*** GIVEN ENTRIES ***

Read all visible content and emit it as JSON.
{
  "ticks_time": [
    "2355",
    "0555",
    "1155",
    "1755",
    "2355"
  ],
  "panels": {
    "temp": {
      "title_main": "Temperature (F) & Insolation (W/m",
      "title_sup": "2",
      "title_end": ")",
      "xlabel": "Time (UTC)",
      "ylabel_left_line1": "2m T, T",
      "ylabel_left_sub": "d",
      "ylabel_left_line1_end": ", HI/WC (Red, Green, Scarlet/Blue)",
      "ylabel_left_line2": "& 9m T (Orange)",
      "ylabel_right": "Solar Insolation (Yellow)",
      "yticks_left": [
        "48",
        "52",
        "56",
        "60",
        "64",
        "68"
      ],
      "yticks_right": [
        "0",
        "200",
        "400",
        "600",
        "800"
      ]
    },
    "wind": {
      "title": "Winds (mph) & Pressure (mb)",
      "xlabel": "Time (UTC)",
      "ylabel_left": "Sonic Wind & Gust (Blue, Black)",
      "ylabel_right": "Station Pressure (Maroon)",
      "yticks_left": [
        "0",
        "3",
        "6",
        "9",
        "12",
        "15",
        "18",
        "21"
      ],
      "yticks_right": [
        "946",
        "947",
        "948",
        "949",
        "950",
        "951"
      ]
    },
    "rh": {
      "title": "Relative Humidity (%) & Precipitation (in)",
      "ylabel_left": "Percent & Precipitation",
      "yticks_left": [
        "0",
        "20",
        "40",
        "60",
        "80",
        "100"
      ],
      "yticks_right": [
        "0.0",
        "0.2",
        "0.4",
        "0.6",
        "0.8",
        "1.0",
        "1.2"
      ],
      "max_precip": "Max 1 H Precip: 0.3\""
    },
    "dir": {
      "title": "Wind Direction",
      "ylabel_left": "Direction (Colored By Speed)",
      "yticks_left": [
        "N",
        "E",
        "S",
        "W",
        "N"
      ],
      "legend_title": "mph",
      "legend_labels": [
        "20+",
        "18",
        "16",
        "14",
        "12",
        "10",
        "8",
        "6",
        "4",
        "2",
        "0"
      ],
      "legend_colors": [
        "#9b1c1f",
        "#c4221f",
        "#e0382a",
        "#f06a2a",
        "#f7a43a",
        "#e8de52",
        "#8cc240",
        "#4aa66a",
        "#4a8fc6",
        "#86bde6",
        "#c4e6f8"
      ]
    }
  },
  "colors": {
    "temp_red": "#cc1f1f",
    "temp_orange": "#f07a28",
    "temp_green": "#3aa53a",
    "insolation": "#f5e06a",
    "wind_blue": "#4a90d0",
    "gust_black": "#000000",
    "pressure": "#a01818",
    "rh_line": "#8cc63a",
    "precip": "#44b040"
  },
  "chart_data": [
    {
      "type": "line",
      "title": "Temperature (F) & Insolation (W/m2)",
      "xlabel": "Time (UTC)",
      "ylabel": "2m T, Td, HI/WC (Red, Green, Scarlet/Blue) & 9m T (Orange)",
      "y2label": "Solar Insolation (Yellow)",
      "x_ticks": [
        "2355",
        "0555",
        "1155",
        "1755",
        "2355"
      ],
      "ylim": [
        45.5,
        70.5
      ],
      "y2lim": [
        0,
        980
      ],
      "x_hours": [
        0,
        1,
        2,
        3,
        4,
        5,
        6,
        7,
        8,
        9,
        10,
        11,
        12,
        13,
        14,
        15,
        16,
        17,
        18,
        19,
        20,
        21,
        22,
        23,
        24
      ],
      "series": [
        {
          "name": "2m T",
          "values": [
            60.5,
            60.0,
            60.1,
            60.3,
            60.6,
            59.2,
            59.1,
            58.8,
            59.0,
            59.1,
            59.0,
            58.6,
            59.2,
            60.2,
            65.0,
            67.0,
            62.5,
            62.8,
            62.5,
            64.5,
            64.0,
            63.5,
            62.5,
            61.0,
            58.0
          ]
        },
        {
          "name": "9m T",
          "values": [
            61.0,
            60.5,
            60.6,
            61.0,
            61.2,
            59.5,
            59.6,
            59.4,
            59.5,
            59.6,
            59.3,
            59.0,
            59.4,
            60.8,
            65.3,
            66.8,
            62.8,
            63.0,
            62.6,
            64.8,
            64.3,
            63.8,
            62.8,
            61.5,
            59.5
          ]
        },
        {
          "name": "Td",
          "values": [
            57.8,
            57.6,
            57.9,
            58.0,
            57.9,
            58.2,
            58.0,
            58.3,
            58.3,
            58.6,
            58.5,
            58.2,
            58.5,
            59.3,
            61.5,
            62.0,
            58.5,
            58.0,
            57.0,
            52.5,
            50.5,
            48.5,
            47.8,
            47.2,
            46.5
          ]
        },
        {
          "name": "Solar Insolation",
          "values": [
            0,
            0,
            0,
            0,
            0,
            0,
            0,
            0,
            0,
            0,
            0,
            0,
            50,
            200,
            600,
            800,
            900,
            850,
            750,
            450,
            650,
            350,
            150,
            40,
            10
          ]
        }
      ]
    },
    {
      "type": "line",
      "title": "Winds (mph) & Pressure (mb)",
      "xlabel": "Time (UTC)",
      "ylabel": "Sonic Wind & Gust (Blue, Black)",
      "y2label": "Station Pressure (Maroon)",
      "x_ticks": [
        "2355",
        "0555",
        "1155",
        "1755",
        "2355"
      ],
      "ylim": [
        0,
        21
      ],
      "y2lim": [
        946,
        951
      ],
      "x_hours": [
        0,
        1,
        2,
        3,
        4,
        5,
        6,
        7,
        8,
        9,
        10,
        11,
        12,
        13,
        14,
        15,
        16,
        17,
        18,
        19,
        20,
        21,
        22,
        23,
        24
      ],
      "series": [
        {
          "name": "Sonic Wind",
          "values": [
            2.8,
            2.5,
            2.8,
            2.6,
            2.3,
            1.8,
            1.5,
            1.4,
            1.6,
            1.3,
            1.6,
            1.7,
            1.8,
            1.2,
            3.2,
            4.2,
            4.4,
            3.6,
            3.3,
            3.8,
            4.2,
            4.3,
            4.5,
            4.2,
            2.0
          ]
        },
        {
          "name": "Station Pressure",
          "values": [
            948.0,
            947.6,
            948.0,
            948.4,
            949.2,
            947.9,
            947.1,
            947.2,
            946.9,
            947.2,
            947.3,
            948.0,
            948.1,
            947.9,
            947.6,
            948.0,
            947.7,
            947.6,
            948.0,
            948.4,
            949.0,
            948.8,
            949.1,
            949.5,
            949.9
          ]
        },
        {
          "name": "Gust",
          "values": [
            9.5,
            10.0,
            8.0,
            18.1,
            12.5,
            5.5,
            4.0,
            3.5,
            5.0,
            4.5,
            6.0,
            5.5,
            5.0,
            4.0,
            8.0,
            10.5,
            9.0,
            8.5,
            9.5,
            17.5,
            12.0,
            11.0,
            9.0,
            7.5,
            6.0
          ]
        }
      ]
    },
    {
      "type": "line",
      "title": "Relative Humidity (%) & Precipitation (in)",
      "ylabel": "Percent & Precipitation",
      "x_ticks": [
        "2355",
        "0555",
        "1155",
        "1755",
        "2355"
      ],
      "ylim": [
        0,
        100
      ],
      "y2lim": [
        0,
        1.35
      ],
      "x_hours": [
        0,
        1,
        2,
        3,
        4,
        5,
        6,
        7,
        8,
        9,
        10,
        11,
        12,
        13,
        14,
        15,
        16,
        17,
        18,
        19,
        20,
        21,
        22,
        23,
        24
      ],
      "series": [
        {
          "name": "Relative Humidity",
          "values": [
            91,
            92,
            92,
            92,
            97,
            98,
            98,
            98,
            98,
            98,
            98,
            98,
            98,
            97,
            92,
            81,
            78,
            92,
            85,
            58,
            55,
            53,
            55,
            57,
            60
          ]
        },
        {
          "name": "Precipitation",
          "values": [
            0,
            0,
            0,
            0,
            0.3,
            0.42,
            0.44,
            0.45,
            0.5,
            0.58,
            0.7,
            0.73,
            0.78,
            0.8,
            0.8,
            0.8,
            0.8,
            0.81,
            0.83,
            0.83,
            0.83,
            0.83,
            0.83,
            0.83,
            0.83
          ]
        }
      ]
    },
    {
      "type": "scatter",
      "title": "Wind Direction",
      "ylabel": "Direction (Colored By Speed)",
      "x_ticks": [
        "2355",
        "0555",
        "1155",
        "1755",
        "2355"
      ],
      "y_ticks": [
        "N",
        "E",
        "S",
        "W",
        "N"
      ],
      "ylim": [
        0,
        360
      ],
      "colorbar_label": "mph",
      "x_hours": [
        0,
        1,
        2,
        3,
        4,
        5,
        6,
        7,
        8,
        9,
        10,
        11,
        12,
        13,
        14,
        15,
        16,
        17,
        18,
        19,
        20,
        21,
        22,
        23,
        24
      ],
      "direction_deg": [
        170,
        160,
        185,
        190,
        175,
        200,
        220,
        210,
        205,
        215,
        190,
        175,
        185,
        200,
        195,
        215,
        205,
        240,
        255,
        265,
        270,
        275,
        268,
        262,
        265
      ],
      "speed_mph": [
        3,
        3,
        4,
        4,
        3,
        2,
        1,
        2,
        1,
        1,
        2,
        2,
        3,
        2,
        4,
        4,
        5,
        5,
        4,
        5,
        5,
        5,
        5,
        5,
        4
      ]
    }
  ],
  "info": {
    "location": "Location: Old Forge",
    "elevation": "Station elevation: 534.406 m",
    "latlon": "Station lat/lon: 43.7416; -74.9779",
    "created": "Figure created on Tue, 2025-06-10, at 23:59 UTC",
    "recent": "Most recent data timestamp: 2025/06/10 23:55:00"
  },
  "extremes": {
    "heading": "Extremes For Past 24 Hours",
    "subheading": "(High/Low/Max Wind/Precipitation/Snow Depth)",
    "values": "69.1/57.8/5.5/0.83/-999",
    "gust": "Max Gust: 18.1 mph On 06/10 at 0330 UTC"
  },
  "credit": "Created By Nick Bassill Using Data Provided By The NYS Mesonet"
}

***

● THE TASK: Across the records, count the lines holding the string "Maroon". Give the number and stop.

● WRITTEN SOLUTION: 2